Exercise goal = Each record below should appear again exactly as written.

-- Start of Material for this exercise --

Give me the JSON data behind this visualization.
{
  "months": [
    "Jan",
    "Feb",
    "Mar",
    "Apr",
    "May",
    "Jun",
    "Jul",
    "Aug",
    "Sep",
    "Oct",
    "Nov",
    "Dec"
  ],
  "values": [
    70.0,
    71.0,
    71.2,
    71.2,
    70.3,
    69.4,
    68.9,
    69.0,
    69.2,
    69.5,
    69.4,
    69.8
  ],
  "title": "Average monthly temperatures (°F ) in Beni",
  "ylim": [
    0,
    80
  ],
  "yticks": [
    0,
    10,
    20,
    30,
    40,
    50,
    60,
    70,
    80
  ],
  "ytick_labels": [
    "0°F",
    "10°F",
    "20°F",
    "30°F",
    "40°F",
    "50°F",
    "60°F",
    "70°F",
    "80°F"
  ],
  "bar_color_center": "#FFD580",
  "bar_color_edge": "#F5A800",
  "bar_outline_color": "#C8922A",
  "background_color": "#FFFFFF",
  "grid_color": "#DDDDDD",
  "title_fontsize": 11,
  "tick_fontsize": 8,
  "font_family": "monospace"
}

-- End of Material for this exercise --

Solution to the exercise =
Give me the JSON data behind this visualization.
{
  "months": [
    "Jan",
    "Feb",
    "Mar",
    "Apr",
    "May",
    "Jun",
    "Jul",
    "Aug",
    "Sep",
    "Oct",
    "Nov",
    "Dec"
  ],
  "values": [
    70.0,
    71.0,
    71.2,
    71.2,
    70.3,
    69.4,
    68.9,
    69.0,
    69.2,
    69.5,
    69.4,
    69.8
  ],
  "title": "Average monthly temperatures (°F ) in Beni",
  "ylim": [
    0,
    80
  ],
  "yticks": [
    0,
    10,
    20,
    30,
    40,
    50,
    60,
    70,
    80
  ],
  "ytick_labels": [
    "0°F",
    "10°F",
    "20°F",
    "30°F",
    "40°F",
    "50°F",
    "60°F",
    "70°F",
    "80°F"
  ],
  "bar_color_center": "#FFD580",
  "bar_color_edge": "#F5A800",
  "bar_outline_color": "#C8922A",
  "background_color": "#FFFFFF",
  "grid_color": "#DDDDDD",
  "title_fontsize": 11,
  "tick_fontsize": 8,
  "font_family": "monospace"
}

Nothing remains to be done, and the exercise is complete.